# Listing start
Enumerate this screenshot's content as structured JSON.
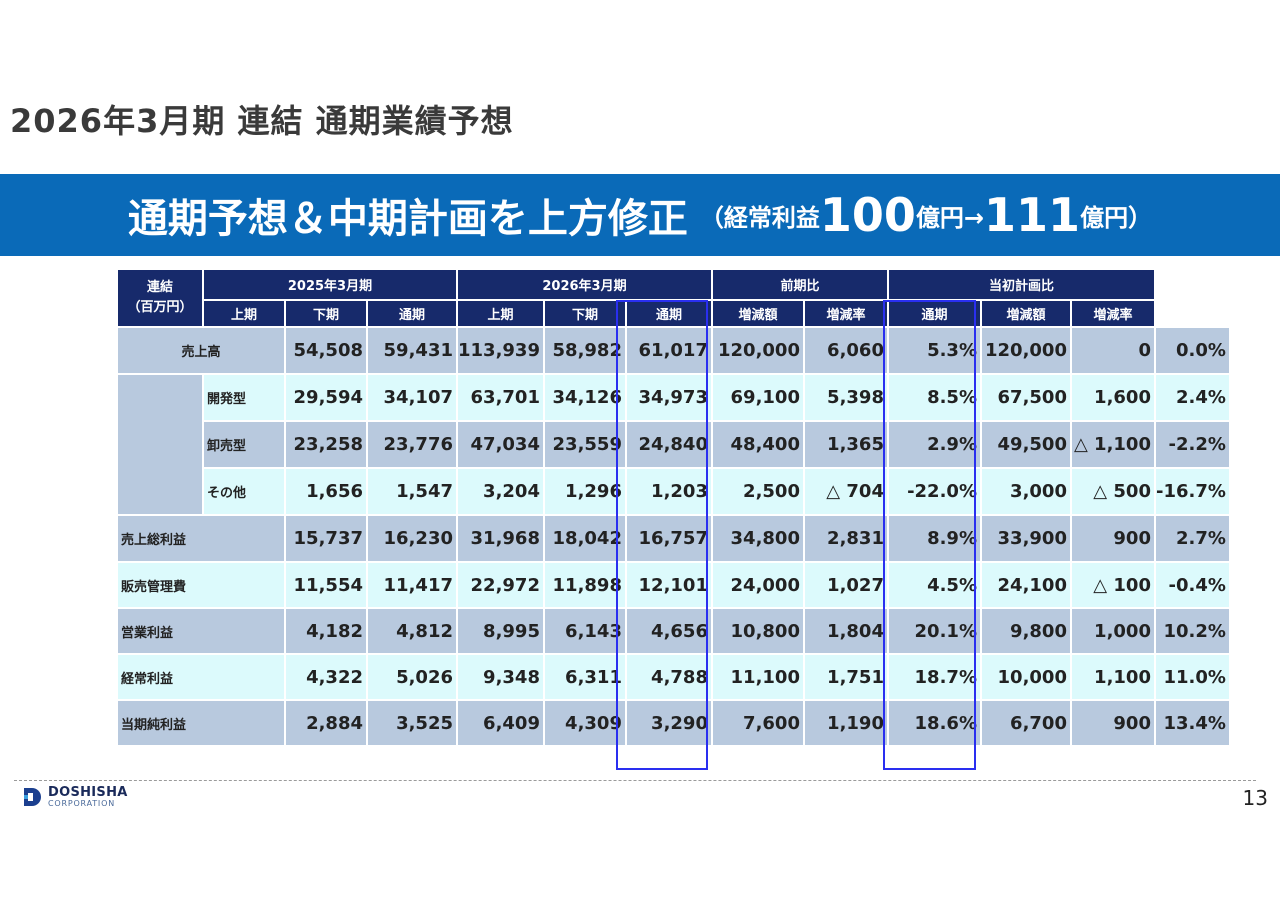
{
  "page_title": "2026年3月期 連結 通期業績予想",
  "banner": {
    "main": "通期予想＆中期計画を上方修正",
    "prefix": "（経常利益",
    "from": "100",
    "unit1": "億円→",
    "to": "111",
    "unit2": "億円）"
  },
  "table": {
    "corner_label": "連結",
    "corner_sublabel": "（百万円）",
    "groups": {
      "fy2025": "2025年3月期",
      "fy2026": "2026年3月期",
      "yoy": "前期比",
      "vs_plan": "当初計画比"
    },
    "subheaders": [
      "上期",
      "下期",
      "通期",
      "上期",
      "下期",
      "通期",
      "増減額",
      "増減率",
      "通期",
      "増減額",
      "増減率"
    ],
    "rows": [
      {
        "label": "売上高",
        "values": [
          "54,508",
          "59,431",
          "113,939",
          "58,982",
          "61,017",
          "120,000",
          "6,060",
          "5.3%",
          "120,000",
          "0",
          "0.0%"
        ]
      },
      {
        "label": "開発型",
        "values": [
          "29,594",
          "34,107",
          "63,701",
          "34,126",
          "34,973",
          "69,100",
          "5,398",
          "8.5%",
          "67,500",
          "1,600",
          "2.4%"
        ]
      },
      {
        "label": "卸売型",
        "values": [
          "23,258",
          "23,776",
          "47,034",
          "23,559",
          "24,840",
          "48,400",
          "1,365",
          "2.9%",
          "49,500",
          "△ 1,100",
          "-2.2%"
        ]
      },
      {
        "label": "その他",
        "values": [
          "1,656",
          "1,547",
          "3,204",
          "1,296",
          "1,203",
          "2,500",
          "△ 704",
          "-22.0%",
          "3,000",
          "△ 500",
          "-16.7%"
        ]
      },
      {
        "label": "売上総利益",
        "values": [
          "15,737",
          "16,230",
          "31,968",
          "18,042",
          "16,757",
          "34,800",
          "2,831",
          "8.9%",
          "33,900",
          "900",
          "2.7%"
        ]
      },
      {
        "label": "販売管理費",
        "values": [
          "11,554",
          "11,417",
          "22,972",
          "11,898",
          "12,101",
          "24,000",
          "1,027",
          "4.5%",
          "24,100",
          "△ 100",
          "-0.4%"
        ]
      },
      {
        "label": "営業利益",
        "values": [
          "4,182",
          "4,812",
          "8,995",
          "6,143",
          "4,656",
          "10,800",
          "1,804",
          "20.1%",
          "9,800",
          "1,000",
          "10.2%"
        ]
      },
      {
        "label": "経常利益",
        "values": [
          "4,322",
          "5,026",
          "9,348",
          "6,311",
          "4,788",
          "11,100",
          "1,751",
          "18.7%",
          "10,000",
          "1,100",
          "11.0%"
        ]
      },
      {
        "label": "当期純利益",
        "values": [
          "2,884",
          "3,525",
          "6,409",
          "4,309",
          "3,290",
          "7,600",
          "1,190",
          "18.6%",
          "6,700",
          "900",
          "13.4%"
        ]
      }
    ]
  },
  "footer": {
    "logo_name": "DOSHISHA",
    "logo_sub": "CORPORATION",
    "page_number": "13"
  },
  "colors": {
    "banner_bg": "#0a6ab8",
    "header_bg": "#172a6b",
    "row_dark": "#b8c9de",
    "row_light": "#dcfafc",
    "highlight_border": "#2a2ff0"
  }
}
# Listing end
# Listing start
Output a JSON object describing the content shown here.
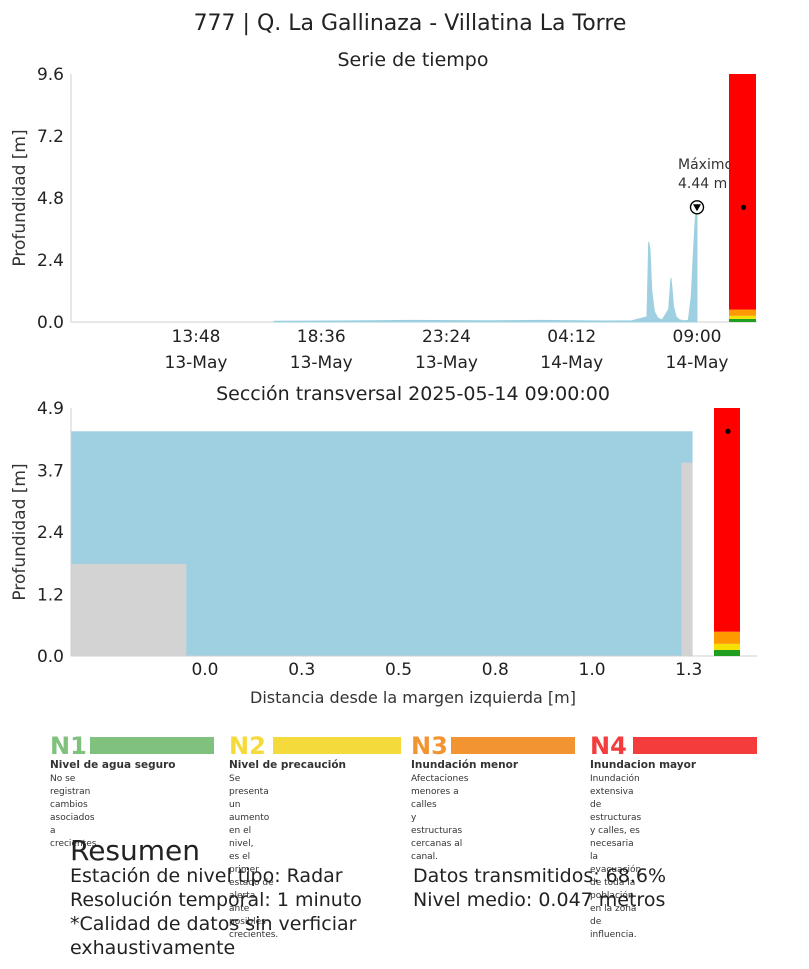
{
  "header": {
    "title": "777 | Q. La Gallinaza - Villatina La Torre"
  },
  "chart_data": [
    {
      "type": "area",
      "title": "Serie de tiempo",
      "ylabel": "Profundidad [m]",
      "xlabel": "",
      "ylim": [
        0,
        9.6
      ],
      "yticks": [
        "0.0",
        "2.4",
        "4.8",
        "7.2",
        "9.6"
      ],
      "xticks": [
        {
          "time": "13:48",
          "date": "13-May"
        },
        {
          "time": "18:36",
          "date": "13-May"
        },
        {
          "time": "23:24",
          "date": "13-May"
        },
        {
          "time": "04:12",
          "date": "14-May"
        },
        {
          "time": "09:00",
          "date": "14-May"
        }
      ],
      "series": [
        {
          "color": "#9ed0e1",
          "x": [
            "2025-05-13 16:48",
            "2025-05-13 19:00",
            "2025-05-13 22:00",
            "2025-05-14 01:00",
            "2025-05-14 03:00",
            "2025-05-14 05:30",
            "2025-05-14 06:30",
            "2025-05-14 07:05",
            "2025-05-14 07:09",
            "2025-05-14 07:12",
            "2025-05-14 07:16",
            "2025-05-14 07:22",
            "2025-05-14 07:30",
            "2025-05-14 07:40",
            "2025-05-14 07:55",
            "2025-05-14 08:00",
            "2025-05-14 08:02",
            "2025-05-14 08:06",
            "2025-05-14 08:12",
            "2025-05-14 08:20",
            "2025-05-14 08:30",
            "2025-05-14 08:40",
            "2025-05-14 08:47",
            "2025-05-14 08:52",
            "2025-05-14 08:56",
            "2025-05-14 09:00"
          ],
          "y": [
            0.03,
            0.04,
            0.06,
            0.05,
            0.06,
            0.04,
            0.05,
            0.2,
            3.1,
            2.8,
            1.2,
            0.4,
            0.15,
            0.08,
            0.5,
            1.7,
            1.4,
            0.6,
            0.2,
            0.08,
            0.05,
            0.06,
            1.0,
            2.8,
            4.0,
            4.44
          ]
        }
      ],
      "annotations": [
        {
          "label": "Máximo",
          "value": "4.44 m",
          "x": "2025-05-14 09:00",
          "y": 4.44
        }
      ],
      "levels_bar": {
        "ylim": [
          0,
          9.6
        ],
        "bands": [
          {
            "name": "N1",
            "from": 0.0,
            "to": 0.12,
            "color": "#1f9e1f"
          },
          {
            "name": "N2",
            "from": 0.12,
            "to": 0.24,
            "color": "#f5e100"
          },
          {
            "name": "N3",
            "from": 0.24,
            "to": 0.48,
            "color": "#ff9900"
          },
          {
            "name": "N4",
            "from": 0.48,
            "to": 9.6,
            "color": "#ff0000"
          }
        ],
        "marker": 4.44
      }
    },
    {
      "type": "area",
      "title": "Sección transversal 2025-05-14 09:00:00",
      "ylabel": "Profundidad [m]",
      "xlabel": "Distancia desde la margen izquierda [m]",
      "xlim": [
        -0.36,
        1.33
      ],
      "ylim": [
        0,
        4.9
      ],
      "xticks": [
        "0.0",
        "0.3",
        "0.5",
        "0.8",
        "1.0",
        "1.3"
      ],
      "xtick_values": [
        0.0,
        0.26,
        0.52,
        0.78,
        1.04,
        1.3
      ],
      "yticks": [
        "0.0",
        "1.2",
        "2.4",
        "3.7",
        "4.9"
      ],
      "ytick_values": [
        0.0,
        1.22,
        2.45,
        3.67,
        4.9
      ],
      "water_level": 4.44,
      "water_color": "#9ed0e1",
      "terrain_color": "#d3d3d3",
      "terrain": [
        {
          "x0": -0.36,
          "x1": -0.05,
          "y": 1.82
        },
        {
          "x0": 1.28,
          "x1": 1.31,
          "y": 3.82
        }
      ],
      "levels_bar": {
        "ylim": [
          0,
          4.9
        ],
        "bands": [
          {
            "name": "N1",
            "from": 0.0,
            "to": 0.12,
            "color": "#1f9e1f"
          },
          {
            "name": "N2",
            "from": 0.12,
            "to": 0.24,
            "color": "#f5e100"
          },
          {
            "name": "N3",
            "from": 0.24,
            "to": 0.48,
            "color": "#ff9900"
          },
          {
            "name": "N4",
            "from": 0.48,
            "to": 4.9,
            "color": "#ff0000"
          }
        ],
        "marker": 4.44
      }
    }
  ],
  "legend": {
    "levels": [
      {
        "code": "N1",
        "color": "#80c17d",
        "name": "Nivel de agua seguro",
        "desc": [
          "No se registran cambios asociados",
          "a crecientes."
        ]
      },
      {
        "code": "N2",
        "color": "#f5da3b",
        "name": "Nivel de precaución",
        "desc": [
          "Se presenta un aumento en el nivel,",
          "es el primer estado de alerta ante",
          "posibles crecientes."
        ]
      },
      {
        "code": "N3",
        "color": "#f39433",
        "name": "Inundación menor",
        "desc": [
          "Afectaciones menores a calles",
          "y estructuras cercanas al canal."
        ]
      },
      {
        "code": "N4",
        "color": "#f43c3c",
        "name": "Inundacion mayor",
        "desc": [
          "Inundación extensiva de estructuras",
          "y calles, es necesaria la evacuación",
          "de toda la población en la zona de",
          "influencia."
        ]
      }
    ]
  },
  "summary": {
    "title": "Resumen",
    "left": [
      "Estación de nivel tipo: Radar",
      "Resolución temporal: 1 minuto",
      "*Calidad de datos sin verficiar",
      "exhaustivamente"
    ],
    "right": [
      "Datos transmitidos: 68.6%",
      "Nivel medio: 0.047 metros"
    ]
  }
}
# Listing end
# Listing start
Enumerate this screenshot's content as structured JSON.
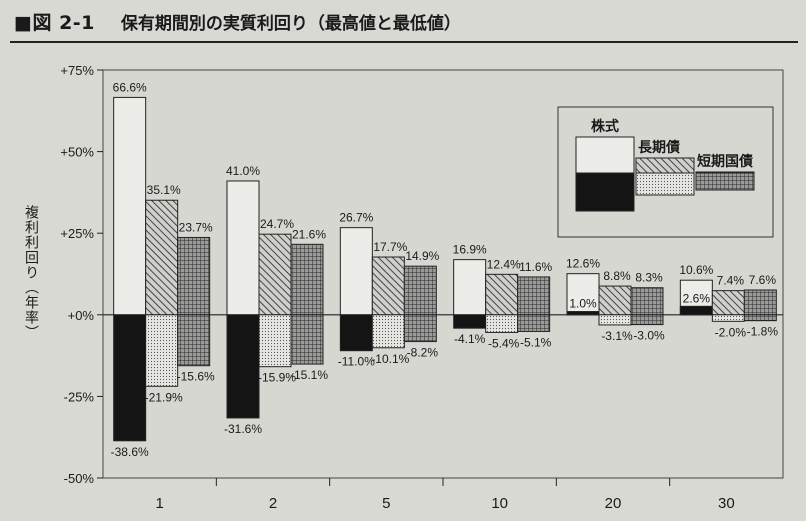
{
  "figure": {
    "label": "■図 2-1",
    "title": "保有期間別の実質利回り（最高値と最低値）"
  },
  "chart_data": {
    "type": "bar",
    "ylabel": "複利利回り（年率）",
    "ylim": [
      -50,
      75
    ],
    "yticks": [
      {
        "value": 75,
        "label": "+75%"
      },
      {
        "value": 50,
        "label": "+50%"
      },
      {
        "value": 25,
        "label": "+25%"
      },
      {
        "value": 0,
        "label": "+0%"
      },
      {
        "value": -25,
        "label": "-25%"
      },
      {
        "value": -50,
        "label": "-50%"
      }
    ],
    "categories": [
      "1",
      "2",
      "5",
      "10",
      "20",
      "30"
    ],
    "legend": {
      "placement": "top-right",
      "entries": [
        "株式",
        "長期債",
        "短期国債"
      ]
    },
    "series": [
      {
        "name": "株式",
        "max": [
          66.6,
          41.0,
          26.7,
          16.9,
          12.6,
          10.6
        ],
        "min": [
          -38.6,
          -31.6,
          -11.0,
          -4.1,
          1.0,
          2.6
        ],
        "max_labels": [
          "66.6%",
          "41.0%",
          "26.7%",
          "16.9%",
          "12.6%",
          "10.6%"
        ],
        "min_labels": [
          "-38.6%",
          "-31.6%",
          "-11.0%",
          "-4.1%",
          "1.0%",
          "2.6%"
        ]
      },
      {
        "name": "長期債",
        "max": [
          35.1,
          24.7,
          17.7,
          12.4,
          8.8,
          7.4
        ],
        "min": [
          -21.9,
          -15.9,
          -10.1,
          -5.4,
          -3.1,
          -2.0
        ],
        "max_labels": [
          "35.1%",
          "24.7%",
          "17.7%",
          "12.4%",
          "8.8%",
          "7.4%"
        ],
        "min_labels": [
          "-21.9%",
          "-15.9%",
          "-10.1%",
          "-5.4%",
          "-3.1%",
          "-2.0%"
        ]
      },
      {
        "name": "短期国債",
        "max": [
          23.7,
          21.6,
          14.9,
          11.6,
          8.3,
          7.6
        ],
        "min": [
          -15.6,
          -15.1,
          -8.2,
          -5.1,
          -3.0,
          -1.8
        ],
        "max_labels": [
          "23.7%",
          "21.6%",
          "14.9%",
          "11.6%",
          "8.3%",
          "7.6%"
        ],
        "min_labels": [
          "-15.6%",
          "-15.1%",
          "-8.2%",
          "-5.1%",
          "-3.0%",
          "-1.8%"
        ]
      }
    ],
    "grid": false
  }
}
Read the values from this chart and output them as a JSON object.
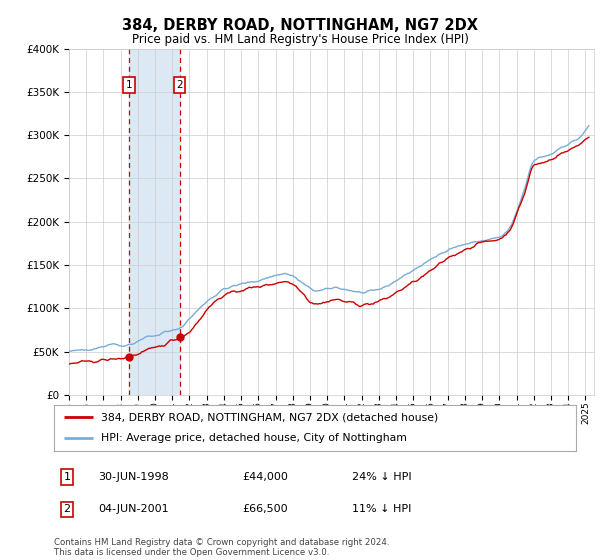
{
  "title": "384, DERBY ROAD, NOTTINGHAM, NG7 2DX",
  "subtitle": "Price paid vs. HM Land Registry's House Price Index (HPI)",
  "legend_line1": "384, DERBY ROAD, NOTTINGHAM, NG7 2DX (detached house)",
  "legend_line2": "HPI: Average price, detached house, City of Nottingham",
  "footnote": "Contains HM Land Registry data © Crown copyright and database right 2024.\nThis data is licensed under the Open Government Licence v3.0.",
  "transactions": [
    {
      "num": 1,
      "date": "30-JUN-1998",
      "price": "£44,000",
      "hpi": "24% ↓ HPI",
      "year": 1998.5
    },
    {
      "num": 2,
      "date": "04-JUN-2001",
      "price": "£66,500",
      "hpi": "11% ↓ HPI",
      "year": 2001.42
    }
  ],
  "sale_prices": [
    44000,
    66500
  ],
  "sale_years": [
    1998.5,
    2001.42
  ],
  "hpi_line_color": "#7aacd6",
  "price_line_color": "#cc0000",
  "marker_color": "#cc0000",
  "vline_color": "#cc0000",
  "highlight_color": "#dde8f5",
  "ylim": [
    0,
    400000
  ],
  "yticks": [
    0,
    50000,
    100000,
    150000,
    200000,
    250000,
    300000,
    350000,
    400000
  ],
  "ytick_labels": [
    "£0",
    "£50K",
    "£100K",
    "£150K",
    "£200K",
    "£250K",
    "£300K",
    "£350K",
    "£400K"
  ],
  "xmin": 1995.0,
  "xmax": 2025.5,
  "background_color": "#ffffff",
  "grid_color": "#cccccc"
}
# Listing end
Exercise requirements:
Only a number is wanted: how many lines of the material include the word "ROAD".

Task answer:
2